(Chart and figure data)
----------------
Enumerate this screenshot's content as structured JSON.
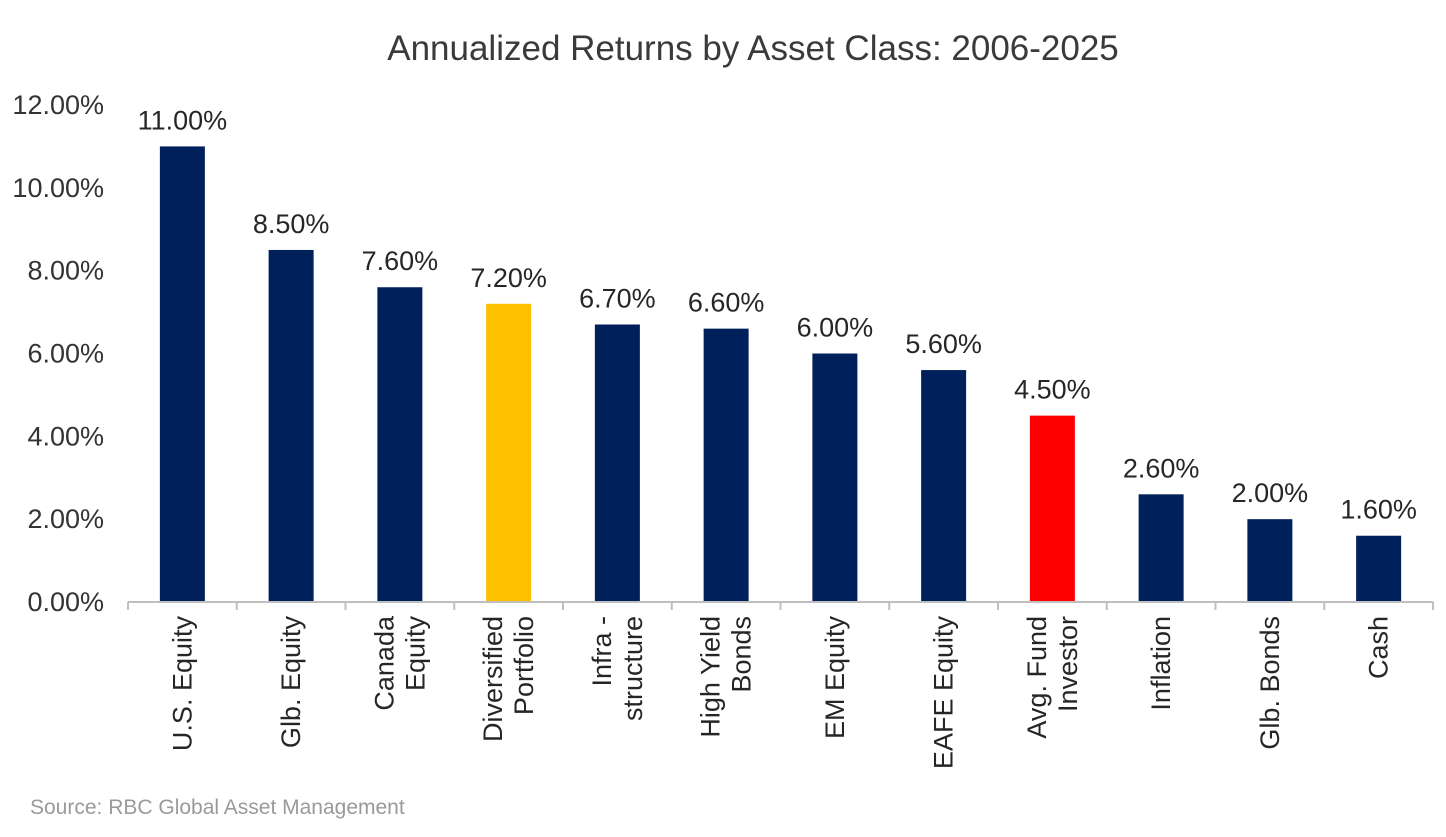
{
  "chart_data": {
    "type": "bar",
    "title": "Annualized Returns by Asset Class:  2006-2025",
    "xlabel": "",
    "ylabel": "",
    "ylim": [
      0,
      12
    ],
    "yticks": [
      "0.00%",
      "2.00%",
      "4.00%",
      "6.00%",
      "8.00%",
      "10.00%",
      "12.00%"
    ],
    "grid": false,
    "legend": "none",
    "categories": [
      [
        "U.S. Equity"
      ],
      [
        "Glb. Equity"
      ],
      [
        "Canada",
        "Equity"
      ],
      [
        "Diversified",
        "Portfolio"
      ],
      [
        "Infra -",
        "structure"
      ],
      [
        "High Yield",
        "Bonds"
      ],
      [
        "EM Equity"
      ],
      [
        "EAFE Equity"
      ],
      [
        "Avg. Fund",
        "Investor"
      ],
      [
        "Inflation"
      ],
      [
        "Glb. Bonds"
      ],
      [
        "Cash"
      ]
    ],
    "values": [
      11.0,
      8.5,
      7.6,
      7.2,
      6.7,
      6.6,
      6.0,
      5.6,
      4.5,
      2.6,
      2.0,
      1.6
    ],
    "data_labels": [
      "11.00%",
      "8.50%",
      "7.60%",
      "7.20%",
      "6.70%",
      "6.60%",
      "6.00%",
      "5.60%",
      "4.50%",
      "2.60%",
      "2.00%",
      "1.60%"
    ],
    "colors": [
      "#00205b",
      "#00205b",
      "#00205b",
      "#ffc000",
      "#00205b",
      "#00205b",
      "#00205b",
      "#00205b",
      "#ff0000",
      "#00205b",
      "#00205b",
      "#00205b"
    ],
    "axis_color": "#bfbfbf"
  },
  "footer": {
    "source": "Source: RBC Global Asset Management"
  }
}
----------------
Prompt: Transcribe all of the entries word for word, but skip any pictures they contain.

Response for this exercise:
Enumerate this screenshot's content as structured JSON.
{
  "chart_data": {
    "type": "bar",
    "title": "Annualized Returns by Asset Class:  2006-2025",
    "xlabel": "",
    "ylabel": "",
    "ylim": [
      0,
      12
    ],
    "yticks": [
      "0.00%",
      "2.00%",
      "4.00%",
      "6.00%",
      "8.00%",
      "10.00%",
      "12.00%"
    ],
    "grid": false,
    "legend": "none",
    "categories": [
      [
        "U.S. Equity"
      ],
      [
        "Glb. Equity"
      ],
      [
        "Canada",
        "Equity"
      ],
      [
        "Diversified",
        "Portfolio"
      ],
      [
        "Infra -",
        "structure"
      ],
      [
        "High Yield",
        "Bonds"
      ],
      [
        "EM Equity"
      ],
      [
        "EAFE Equity"
      ],
      [
        "Avg. Fund",
        "Investor"
      ],
      [
        "Inflation"
      ],
      [
        "Glb. Bonds"
      ],
      [
        "Cash"
      ]
    ],
    "values": [
      11.0,
      8.5,
      7.6,
      7.2,
      6.7,
      6.6,
      6.0,
      5.6,
      4.5,
      2.6,
      2.0,
      1.6
    ],
    "data_labels": [
      "11.00%",
      "8.50%",
      "7.60%",
      "7.20%",
      "6.70%",
      "6.60%",
      "6.00%",
      "5.60%",
      "4.50%",
      "2.60%",
      "2.00%",
      "1.60%"
    ],
    "colors": [
      "#00205b",
      "#00205b",
      "#00205b",
      "#ffc000",
      "#00205b",
      "#00205b",
      "#00205b",
      "#00205b",
      "#ff0000",
      "#00205b",
      "#00205b",
      "#00205b"
    ],
    "axis_color": "#bfbfbf"
  },
  "footer": {
    "source": "Source: RBC Global Asset Management"
  }
}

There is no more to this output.